▶ _Task details_
Carry the Smartta AI platform agreement forward from its last sentence, adding the definitions that come next in its definitions section.

Last updated on September 1, 2025
This Smartta Master Platform Agreement ("Agreement") is made between Smartplace Pty Ltd (ACN 639 781 678), trading as Smartta AI, an Australian proprietary limited company with its registered office at C/- Margetson & Associates, Unit 21, 598-602 Forest Road, Penshurst, NSW 2222 ("Company" or "Smartta AI"), and Customer (as defined below) and governs the Customer's use of the Service (each as defined below).
"Customer" means a person or entity that accepts and agrees to the terms of this Agreement as of the earlier date ("Start Date") on which such person or entity either clicks a box indicating acceptance of this Agreement or uses the Service.
BY ACCESSING OR USING SERVICES, CUSTOMER AGREES TO THE TERMS OF THIS AGREEMENT. IF THE INDIVIDUAL ACCEPTING THIS AGREEMENT IS ACCEPTING ON BEHALF OF A COMPANY OR OTHER LEGAL ENTITY, SUCH INDIVIDUAL WARRANTS AND REPRESENTS THAT THEY ARE OVER 18 YEARS OF AGE AND HAVE THE AUTHORITY TO BIND SUCH ENTITY AND ITS AFFILIATES TO THESE TERMS AND CONDITIONS, IN WHICH CASE THE TERM "CUSTOMER" OR "YOU" MEANS SUCH ENTITY AND ITS AFFILIATES.
IF YOU ARE BEING INVITED TO ACCESS AND USE THE SERVICES BY A CUSTOMER AS AN AUTHORIZED USER, THE USER TERMS OF SERVICE GOVERN YOUR ACCESS AND USE OF THE SERVICES.
CAPITALIZED TERMS HAVE THE DEFINITIONS CONTAINED IN THIS AGREEMENT.
If Customer and Smartta AI have executed a written agreement governing Customer's access to and use of the Service as a Smartta AI customer, then the terms of such signed agreement will govern and will supersede this Agreement.
This Agreement is effective between Customer and Smartta AI as of the date of Customer accepting this Agreement.
1. DEFINITIONS
The definitions of certain capitalized terms used in this Agreement are set forth below. Others are defined in the body of the Agreement, an Order Form, or in Smartta AI's DPA.
"Acceptable Use Policy" means the Smartta AI policy published at www.smartplace.ai/terms/legal-privacy.
"Affiliate" means any entity that directly or indirectly Controls, is Controlled by, or is under common Control with the subject entity. Control means direct or indirect ownership or control of more than 50% of the voting interests of the subject entity.
"Aggregated Statistics" means aggregated and anonymized data derived from Customer Data, End Customer Data and/or use of the Service. Aggregated Statistics are not Customer Data or End Customer Data.
"Agreement" means this Subscription Agreement, which is deemed to include, to the extent applicable, the Product Specific Terms.
"API(s)" means any application programming interface.
"Applicable Law" means any laws, statutes or ordinances and any regulations, rules, practice notes, circulars and any other notification issued by any government entity, or regulatory authority pursuant to such laws, statutes and ordinances that apply to the Services in any jurisdiction.

▶ _Dataset section_
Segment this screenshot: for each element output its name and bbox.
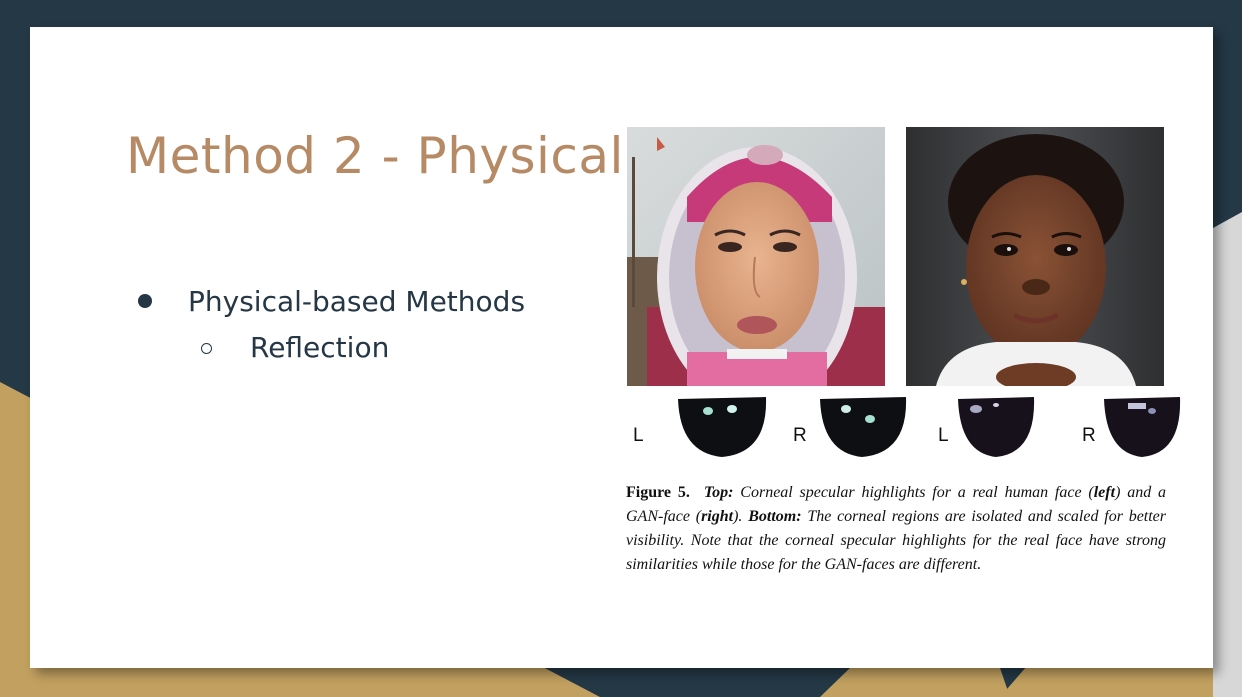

▶ _Exercise response_
"Approved Third-Party Services" means the current list of third-party services that Smartta AI is authorized to resell, as published at www.smartplace.ai/third-party-services or successor URL, which may be updated from time to time.
"Authorized User" means individuals, (a) who are authorized by Customer to access the Services where Customer has purchased a subscription, (b) who have accepted the User Terms, and (c) to whom the Customer has supplied a user identification and password. Authorized Users may include employees, consultants, agents or contractors of Customer.
"Beta Services" means Services that may be made available to Customer to try at its option at no additional charge which is clearly designated as beta, pilot, limited release, developer preview, non-production, evaluation, or by a similar description.
"Customer Data" means any data transferred to Smartta AI by Customer which may consist of, but is not limited to, User login information and Personal Data such as names, e-mail addresses and phone numbers.
"Customer Application" means the application owned and operated by Customer which is described in an Order Form or otherwise approved by Smartta AI in writing.
"Documentation" means the written or online user manuals, help files, specification sheets, or other documentation regarding the Service made available by Smartta AI.
"DPA" means the Data Processing Agreement available at www.smartplace.ai/terms/legal-privacy.
"End Customer(s)" means Customer's customers that enable at least one API integration between the Service, a Partner Application and the Customer Application.
"End Customer Data" means any data transferred to Smartta AI by End Customer itself via the Service for the benefit of Customer, and/or by Customer acting on behalf of an End Customer.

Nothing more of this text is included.